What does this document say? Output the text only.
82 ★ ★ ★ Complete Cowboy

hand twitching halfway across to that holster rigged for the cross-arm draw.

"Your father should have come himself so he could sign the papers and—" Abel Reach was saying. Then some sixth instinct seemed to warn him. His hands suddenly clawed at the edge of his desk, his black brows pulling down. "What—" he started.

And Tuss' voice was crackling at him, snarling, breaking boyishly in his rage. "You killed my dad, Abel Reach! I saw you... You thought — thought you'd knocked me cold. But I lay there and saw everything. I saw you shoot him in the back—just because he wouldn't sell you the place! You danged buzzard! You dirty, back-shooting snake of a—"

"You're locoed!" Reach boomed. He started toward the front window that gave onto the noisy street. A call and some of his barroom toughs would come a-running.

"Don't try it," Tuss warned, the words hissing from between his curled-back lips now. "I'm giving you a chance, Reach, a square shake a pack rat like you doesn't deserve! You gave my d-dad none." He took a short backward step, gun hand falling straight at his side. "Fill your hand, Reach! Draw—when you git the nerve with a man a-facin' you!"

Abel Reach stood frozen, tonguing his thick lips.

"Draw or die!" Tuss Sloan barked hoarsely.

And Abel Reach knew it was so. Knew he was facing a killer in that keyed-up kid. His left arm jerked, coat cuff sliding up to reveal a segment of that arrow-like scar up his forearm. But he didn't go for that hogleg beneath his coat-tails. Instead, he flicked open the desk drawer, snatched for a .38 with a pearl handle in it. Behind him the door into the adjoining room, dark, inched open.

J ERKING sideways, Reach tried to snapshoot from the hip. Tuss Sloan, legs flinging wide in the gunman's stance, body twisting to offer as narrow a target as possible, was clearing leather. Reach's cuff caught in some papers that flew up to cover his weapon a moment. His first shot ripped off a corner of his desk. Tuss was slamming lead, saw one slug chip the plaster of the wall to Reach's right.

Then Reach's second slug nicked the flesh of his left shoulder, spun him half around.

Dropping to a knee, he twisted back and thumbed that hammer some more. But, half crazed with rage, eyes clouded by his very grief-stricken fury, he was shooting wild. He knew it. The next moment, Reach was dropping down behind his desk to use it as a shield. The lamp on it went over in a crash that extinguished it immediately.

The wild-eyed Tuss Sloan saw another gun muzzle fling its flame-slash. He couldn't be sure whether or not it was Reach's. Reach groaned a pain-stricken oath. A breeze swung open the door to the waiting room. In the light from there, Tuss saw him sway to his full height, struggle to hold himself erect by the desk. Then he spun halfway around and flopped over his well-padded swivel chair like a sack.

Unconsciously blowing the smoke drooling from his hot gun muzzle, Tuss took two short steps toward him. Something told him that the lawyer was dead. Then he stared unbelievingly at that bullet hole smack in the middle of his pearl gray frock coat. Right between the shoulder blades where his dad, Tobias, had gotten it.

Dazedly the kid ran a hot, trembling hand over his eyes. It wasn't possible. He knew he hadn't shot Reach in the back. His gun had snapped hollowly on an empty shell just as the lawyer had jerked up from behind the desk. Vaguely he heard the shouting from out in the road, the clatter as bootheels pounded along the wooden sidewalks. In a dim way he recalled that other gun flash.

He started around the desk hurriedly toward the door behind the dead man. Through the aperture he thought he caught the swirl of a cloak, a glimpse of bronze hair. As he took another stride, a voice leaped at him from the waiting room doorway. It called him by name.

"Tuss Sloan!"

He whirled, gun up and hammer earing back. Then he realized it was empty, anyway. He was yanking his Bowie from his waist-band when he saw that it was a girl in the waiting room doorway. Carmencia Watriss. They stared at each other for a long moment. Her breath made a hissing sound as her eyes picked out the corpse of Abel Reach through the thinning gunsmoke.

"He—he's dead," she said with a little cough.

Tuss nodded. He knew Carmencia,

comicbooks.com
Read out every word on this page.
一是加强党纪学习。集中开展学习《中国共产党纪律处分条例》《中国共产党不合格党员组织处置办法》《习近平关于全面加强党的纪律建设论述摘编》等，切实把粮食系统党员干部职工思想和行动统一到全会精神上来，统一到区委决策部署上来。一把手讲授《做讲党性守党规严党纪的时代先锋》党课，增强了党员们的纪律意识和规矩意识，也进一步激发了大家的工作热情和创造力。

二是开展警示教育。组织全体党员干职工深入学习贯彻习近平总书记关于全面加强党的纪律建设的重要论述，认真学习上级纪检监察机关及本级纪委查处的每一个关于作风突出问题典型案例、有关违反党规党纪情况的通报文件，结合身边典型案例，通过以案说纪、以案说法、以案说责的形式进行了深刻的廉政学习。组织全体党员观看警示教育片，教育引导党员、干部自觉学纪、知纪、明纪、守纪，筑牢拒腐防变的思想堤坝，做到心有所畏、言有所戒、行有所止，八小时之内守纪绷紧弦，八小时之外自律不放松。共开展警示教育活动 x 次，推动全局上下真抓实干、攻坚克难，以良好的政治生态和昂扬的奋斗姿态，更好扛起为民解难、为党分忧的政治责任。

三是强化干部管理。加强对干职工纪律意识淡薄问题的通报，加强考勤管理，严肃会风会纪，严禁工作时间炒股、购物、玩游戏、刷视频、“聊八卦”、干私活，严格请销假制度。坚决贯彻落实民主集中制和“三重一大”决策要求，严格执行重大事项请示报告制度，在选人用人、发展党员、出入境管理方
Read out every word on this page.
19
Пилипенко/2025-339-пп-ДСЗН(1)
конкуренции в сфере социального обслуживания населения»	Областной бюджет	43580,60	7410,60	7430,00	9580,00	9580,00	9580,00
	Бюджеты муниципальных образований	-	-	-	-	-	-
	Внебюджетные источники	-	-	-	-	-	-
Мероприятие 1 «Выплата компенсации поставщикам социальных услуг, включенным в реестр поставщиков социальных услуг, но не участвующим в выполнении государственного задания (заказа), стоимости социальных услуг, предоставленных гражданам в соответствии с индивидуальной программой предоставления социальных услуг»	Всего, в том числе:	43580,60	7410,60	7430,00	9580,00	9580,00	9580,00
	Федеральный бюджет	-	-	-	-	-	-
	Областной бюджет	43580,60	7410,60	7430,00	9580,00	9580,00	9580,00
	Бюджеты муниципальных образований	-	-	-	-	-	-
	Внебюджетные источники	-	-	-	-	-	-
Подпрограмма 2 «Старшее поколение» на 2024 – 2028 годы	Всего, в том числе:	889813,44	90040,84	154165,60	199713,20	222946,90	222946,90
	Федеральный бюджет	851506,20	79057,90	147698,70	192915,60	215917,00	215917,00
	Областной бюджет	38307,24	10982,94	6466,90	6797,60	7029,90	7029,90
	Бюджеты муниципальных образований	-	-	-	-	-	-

===

Copy every line of the data that holds the string "Федеральный".

# Result of the task:
	Федеральный бюджет	-	-	-	-	-	-
	Федеральный бюджет	851506,20	79057,90	147698,70	192915,60	215917,00	215917,00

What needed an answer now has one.